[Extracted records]
•••

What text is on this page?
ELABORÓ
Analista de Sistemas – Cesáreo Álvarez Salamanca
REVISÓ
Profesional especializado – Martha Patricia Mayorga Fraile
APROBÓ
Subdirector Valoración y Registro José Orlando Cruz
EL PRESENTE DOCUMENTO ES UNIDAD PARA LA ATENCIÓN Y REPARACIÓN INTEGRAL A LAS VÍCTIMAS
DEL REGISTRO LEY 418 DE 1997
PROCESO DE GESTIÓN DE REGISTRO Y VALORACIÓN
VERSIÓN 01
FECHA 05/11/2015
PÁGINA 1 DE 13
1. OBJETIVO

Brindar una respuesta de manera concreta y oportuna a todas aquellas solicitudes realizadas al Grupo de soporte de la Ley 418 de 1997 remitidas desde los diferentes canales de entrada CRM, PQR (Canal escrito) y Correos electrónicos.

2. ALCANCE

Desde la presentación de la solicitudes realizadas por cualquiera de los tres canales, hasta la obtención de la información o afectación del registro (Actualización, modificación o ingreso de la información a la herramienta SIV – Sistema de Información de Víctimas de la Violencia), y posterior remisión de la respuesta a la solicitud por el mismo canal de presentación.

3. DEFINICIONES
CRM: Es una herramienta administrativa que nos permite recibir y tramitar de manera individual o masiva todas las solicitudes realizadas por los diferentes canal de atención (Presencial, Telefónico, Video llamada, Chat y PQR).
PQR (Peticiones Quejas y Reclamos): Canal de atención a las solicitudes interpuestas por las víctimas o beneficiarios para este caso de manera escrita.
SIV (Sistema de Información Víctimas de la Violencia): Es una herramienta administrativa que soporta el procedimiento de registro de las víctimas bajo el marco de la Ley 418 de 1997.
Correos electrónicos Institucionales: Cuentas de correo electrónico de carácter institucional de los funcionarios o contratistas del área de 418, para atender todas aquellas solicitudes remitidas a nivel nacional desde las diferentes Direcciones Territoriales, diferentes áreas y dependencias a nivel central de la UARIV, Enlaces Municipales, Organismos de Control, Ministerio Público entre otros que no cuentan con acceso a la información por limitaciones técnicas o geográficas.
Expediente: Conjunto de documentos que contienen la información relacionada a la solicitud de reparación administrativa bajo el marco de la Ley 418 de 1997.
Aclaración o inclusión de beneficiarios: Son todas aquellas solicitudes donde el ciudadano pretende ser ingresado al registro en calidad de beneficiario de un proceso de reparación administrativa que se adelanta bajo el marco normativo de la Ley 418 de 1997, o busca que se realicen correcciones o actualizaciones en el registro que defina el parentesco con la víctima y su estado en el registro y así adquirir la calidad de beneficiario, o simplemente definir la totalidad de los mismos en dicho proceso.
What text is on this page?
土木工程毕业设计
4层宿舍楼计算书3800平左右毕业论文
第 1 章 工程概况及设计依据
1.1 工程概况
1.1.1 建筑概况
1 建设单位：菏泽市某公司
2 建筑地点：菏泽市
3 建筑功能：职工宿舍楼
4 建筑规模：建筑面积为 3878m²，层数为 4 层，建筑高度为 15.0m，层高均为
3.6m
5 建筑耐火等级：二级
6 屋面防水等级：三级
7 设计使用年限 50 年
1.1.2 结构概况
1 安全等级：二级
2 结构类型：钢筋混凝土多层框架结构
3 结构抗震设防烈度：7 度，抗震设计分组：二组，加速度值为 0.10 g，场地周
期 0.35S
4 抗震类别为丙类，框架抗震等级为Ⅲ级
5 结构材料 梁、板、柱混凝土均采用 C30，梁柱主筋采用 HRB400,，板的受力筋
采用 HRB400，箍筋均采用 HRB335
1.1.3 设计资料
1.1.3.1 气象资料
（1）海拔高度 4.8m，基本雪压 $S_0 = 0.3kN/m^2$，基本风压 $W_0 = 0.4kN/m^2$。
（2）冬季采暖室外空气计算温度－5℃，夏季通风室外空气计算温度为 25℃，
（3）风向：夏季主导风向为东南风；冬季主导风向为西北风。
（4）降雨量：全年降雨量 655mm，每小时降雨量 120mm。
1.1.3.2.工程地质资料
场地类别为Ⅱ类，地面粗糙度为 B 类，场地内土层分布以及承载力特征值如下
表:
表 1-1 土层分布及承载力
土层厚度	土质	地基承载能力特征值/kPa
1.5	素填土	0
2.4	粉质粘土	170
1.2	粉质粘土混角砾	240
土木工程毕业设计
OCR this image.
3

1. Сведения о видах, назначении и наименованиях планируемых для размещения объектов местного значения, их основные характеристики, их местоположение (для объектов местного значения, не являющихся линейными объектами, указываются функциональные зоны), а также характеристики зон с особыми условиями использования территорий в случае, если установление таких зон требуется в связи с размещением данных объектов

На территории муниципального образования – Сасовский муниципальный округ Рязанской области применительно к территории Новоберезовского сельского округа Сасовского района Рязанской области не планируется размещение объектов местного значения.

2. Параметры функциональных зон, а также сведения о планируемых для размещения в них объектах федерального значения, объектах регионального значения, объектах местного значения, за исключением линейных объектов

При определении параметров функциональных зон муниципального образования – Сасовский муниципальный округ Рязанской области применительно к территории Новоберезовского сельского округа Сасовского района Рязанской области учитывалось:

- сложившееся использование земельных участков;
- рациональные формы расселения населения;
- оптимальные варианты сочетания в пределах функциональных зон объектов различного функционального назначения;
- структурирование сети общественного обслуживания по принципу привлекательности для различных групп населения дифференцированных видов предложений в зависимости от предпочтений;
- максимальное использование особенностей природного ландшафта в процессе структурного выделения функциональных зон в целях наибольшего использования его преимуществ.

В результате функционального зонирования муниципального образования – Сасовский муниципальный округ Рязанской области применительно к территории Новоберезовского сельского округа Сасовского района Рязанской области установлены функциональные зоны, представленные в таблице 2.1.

•••

→ **Written task**
Please output every record, keeping each line exact.

→ **Solution for this exercise**
What text is on this page?
ELABORÓ
Analista de Sistemas – Cesáreo Álvarez Salamanca
REVISÓ
Profesional especializado – Martha Patricia Mayorga Fraile
APROBÓ
Subdirector Valoración y Registro José Orlando Cruz
EL PRESENTE DOCUMENTO ES UNIDAD PARA LA ATENCIÓN Y REPARACIÓN INTEGRAL A LAS VÍCTIMAS
DEL REGISTRO LEY 418 DE 1997
PROCESO DE GESTIÓN DE REGISTRO Y VALORACIÓN
VERSIÓN 01
FECHA 05/11/2015
PÁGINA 1 DE 13
1. OBJETIVO

Brindar una respuesta de manera concreta y oportuna a todas aquellas solicitudes realizadas al Grupo de soporte de la Ley 418 de 1997 remitidas desde los diferentes canales de entrada CRM, PQR (Canal escrito) y Correos electrónicos.

2. ALCANCE

Desde la presentación de la solicitudes realizadas por cualquiera de los tres canales, hasta la obtención de la información o afectación del registro (Actualización, modificación o ingreso de la información a la herramienta SIV – Sistema de Información de Víctimas de la Violencia), y posterior remisión de la respuesta a la solicitud por el mismo canal de presentación.

3. DEFINICIONES
CRM: Es una herramienta administrativa que nos permite recibir y tramitar de manera individual o masiva todas las solicitudes realizadas por los diferentes canal de atención (Presencial, Telefónico, Video llamada, Chat y PQR).
PQR (Peticiones Quejas y Reclamos): Canal de atención a las solicitudes interpuestas por las víctimas o beneficiarios para este caso de manera escrita.
SIV (Sistema de Información Víctimas de la Violencia): Es una herramienta administrativa que soporta el procedimiento de registro de las víctimas bajo el marco de la Ley 418 de 1997.
Correos electrónicos Institucionales: Cuentas de correo electrónico de carácter institucional de los funcionarios o contratistas del área de 418, para atender todas aquellas solicitudes remitidas a nivel nacional desde las diferentes Direcciones Territoriales, diferentes áreas y dependencias a nivel central de la UARIV, Enlaces Municipales, Organismos de Control, Ministerio Público entre otros que no cuentan con acceso a la información por limitaciones técnicas o geográficas.
Expediente: Conjunto de documentos que contienen la información relacionada a la solicitud de reparación administrativa bajo el marco de la Ley 418 de 1997.
Aclaración o inclusión de beneficiarios: Son todas aquellas solicitudes donde el ciudadano pretende ser ingresado al registro en calidad de beneficiario de un proceso de reparación administrativa que se adelanta bajo el marco normativo de la Ley 418 de 1997, o busca que se realicen correcciones o actualizaciones en el registro que defina el parentesco con la víctima y su estado en el registro y así adquirir la calidad de beneficiario, o simplemente definir la totalidad de los mismos en dicho proceso.
What text is on this page?
土木工程毕业设计
4层宿舍楼计算书3800平左右毕业论文
第 1 章 工程概况及设计依据
1.1 工程概况
1.1.1 建筑概况
1 建设单位：菏泽市某公司
2 建筑地点：菏泽市
3 建筑功能：职工宿舍楼
4 建筑规模：建筑面积为 3878m²，层数为 4 层，建筑高度为 15.0m，层高均为
3.6m
5 建筑耐火等级：二级
6 屋面防水等级：三级
7 设计使用年限 50 年
1.1.2 结构概况
1 安全等级：二级
2 结构类型：钢筋混凝土多层框架结构
3 结构抗震设防烈度：7 度，抗震设计分组：二组，加速度值为 0.10 g，场地周
期 0.35S
4 抗震类别为丙类，框架抗震等级为Ⅲ级
5 结构材料 梁、板、柱混凝土均采用 C30，梁柱主筋采用 HRB400,，板的受力筋
采用 HRB400，箍筋均采用 HRB335
1.1.3 设计资料
1.1.3.1 气象资料
（1）海拔高度 4.8m，基本雪压 $S_0 = 0.3kN/m^2$，基本风压 $W_0 = 0.4kN/m^2$。
（2）冬季采暖室外空气计算温度－5℃，夏季通风室外空气计算温度为 25℃，
（3）风向：夏季主导风向为东南风；冬季主导风向为西北风。
（4）降雨量：全年降雨量 655mm，每小时降雨量 120mm。
1.1.3.2.工程地质资料
场地类别为Ⅱ类，地面粗糙度为 B 类，场地内土层分布以及承载力特征值如下
表:
表 1-1 土层分布及承载力
土层厚度	土质	地基承载能力特征值/kPa
1.5	素填土	0
2.4	粉质粘土	170
1.2	粉质粘土混角砾	240
土木工程毕业设计
OCR this image.
3

1. Сведения о видах, назначении и наименованиях планируемых для размещения объектов местного значения, их основные характеристики, их местоположение (для объектов местного значения, не являющихся линейными объектами, указываются функциональные зоны), а также характеристики зон с особыми условиями использования территорий в случае, если установление таких зон требуется в связи с размещением данных объектов

На территории муниципального образования – Сасовский муниципальный округ Рязанской области применительно к территории Новоберезовского сельского округа Сасовского района Рязанской области не планируется размещение объектов местного значения.

2. Параметры функциональных зон, а также сведения о планируемых для размещения в них объектах федерального значения, объектах регионального значения, объектах местного значения, за исключением линейных объектов

При определении параметров функциональных зон муниципального образования – Сасовский муниципальный округ Рязанской области применительно к территории Новоберезовского сельского округа Сасовского района Рязанской области учитывалось:

- сложившееся использование земельных участков;
- рациональные формы расселения населения;
- оптимальные варианты сочетания в пределах функциональных зон объектов различного функционального назначения;
- структурирование сети общественного обслуживания по принципу привлекательности для различных групп населения дифференцированных видов предложений в зависимости от предпочтений;
- максимальное использование особенностей природного ландшафта в процессе структурного выделения функциональных зон в целях наибольшего использования его преимуществ.

В результате функционального зонирования муниципального образования – Сасовский муниципальный округ Рязанской области применительно к территории Новоберезовского сельского округа Сасовского района Рязанской области установлены функциональные зоны, представленные в таблице 2.1.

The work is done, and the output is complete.